* **Goal**:
Set down the material once more, exactly as it appears.

* **Data provided**:
= = = =
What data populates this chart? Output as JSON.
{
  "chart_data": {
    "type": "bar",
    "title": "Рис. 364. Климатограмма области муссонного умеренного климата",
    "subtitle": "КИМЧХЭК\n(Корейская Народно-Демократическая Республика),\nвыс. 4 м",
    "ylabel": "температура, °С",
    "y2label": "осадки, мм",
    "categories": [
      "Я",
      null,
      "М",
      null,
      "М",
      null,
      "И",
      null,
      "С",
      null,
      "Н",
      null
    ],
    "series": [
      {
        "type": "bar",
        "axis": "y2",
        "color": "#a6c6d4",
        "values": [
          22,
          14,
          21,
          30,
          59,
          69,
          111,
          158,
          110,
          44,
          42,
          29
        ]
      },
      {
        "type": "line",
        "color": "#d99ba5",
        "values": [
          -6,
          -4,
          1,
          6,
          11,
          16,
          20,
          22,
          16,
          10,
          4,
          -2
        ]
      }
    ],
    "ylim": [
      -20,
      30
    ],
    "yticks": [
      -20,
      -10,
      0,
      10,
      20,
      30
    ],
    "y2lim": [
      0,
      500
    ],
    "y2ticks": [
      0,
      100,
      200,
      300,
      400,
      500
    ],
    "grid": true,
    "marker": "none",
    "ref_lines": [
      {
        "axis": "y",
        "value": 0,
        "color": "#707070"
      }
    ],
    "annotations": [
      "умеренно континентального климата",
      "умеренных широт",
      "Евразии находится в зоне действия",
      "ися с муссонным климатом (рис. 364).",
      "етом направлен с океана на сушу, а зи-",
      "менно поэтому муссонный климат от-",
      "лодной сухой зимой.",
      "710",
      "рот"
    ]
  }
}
= = = =
* **Finished exercise**:
What data populates this chart? Output as JSON.
{
  "chart_data": {
    "type": "bar",
    "title": "Рис. 364. Климатограмма области муссонного умеренного климата",
    "subtitle": "КИМЧХЭК\n(Корейская Народно-Демократическая Республика),\nвыс. 4 м",
    "ylabel": "температура, °С",
    "y2label": "осадки, мм",
    "categories": [
      "Я",
      null,
      "М",
      null,
      "М",
      null,
      "И",
      null,
      "С",
      null,
      "Н",
      null
    ],
    "series": [
      {
        "type": "bar",
        "axis": "y2",
        "color": "#a6c6d4",
        "values": [
          22,
          14,
          21,
          30,
          59,
          69,
          111,
          158,
          110,
          44,
          42,
          29
        ]
      },
      {
        "type": "line",
        "color": "#d99ba5",
        "values": [
          -6,
          -4,
          1,
          6,
          11,
          16,
          20,
          22,
          16,
          10,
          4,
          -2
        ]
      }
    ],
    "ylim": [
      -20,
      30
    ],
    "yticks": [
      -20,
      -10,
      0,
      10,
      20,
      30
    ],
    "y2lim": [
      0,
      500
    ],
    "y2ticks": [
      0,
      100,
      200,
      300,
      400,
      500
    ],
    "grid": true,
    "marker": "none",
    "ref_lines": [
      {
        "axis": "y",
        "value": 0,
        "color": "#707070"
      }
    ],
    "annotations": [
      "умеренно континентального климата",
      "умеренных широт",
      "Евразии находится в зоне действия",
      "ися с муссонным климатом (рис. 364).",
      "етом направлен с океана на сушу, а зи-",
      "менно поэтому муссонный климат от-",
      "лодной сухой зимой.",
      "710",
      "рот"
    ]
  }
}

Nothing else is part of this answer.